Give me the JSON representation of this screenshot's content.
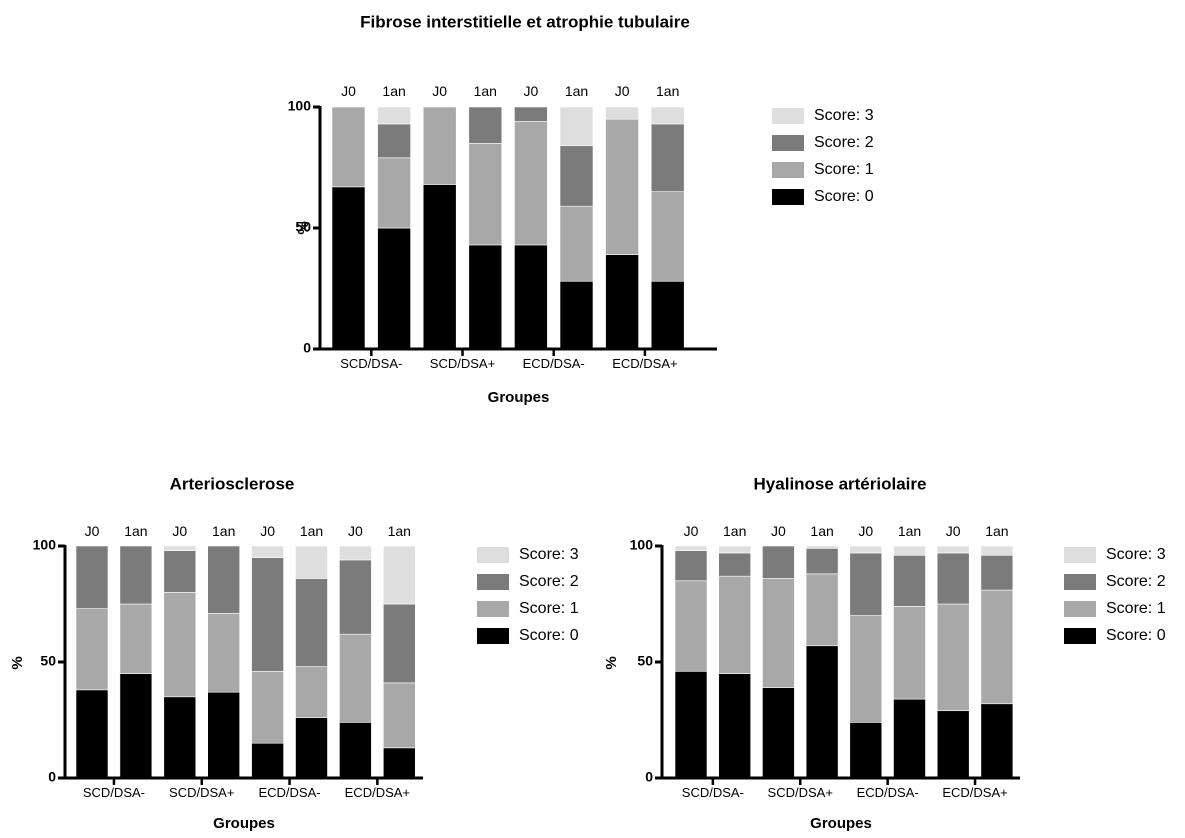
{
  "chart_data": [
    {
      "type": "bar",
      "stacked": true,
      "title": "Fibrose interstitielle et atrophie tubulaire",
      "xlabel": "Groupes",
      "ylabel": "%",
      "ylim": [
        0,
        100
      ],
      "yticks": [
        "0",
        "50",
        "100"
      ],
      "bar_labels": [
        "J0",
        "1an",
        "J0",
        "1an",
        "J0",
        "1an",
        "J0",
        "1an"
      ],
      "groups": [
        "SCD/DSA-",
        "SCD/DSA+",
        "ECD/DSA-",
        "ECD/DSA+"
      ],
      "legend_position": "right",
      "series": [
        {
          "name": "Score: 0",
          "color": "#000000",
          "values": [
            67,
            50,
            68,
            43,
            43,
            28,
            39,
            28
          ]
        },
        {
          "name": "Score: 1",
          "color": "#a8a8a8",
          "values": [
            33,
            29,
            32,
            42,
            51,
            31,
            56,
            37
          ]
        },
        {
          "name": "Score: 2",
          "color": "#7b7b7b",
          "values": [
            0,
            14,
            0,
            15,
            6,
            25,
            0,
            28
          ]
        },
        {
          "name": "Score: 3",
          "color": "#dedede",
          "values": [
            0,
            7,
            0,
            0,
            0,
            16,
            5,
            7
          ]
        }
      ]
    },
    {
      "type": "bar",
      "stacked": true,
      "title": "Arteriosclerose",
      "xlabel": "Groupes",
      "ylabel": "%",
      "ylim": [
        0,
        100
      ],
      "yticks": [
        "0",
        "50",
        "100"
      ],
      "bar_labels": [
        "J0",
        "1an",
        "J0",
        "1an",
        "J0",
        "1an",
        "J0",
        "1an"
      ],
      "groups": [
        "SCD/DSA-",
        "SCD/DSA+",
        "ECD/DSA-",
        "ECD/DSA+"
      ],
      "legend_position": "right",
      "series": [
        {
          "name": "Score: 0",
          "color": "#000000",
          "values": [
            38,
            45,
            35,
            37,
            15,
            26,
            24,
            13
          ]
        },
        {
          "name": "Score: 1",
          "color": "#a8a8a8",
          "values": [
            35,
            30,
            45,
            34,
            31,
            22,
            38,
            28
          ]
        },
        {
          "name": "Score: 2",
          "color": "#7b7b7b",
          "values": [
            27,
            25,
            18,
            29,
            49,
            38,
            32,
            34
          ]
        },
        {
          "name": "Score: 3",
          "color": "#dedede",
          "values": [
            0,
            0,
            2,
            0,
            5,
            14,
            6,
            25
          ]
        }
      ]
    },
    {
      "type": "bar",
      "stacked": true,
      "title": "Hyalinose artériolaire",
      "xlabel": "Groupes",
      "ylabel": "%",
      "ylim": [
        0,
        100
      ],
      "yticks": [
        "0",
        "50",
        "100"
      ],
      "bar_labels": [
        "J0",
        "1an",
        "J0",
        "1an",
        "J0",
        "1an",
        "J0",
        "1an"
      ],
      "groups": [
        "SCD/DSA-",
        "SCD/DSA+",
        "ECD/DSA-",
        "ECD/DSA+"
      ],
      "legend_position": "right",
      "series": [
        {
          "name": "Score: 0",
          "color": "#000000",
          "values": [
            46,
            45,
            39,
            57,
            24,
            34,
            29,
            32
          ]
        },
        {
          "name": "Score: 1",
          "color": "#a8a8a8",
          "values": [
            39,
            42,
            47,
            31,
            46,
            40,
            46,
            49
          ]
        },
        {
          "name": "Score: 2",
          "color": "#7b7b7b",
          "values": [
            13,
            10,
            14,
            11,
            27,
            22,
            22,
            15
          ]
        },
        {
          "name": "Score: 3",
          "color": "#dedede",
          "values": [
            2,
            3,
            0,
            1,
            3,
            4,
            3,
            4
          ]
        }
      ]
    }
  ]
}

Written task
Quote the data exactly, leaving every image out of the copy.

Response to the task
Give me the JSON representation of this screenshot's content.
{
  "chart_data": [
    {
      "type": "bar",
      "stacked": true,
      "title": "Fibrose interstitielle et atrophie tubulaire",
      "xlabel": "Groupes",
      "ylabel": "%",
      "ylim": [
        0,
        100
      ],
      "yticks": [
        "0",
        "50",
        "100"
      ],
      "bar_labels": [
        "J0",
        "1an",
        "J0",
        "1an",
        "J0",
        "1an",
        "J0",
        "1an"
      ],
      "groups": [
        "SCD/DSA-",
        "SCD/DSA+",
        "ECD/DSA-",
        "ECD/DSA+"
      ],
      "legend_position": "right",
      "series": [
        {
          "name": "Score: 0",
          "color": "#000000",
          "values": [
            67,
            50,
            68,
            43,
            43,
            28,
            39,
            28
          ]
        },
        {
          "name": "Score: 1",
          "color": "#a8a8a8",
          "values": [
            33,
            29,
            32,
            42,
            51,
            31,
            56,
            37
          ]
        },
        {
          "name": "Score: 2",
          "color": "#7b7b7b",
          "values": [
            0,
            14,
            0,
            15,
            6,
            25,
            0,
            28
          ]
        },
        {
          "name": "Score: 3",
          "color": "#dedede",
          "values": [
            0,
            7,
            0,
            0,
            0,
            16,
            5,
            7
          ]
        }
      ]
    },
    {
      "type": "bar",
      "stacked": true,
      "title": "Arteriosclerose",
      "xlabel": "Groupes",
      "ylabel": "%",
      "ylim": [
        0,
        100
      ],
      "yticks": [
        "0",
        "50",
        "100"
      ],
      "bar_labels": [
        "J0",
        "1an",
        "J0",
        "1an",
        "J0",
        "1an",
        "J0",
        "1an"
      ],
      "groups": [
        "SCD/DSA-",
        "SCD/DSA+",
        "ECD/DSA-",
        "ECD/DSA+"
      ],
      "legend_position": "right",
      "series": [
        {
          "name": "Score: 0",
          "color": "#000000",
          "values": [
            38,
            45,
            35,
            37,
            15,
            26,
            24,
            13
          ]
        },
        {
          "name": "Score: 1",
          "color": "#a8a8a8",
          "values": [
            35,
            30,
            45,
            34,
            31,
            22,
            38,
            28
          ]
        },
        {
          "name": "Score: 2",
          "color": "#7b7b7b",
          "values": [
            27,
            25,
            18,
            29,
            49,
            38,
            32,
            34
          ]
        },
        {
          "name": "Score: 3",
          "color": "#dedede",
          "values": [
            0,
            0,
            2,
            0,
            5,
            14,
            6,
            25
          ]
        }
      ]
    },
    {
      "type": "bar",
      "stacked": true,
      "title": "Hyalinose artériolaire",
      "xlabel": "Groupes",
      "ylabel": "%",
      "ylim": [
        0,
        100
      ],
      "yticks": [
        "0",
        "50",
        "100"
      ],
      "bar_labels": [
        "J0",
        "1an",
        "J0",
        "1an",
        "J0",
        "1an",
        "J0",
        "1an"
      ],
      "groups": [
        "SCD/DSA-",
        "SCD/DSA+",
        "ECD/DSA-",
        "ECD/DSA+"
      ],
      "legend_position": "right",
      "series": [
        {
          "name": "Score: 0",
          "color": "#000000",
          "values": [
            46,
            45,
            39,
            57,
            24,
            34,
            29,
            32
          ]
        },
        {
          "name": "Score: 1",
          "color": "#a8a8a8",
          "values": [
            39,
            42,
            47,
            31,
            46,
            40,
            46,
            49
          ]
        },
        {
          "name": "Score: 2",
          "color": "#7b7b7b",
          "values": [
            13,
            10,
            14,
            11,
            27,
            22,
            22,
            15
          ]
        },
        {
          "name": "Score: 3",
          "color": "#dedede",
          "values": [
            2,
            3,
            0,
            1,
            3,
            4,
            3,
            4
          ]
        }
      ]
    }
  ]
}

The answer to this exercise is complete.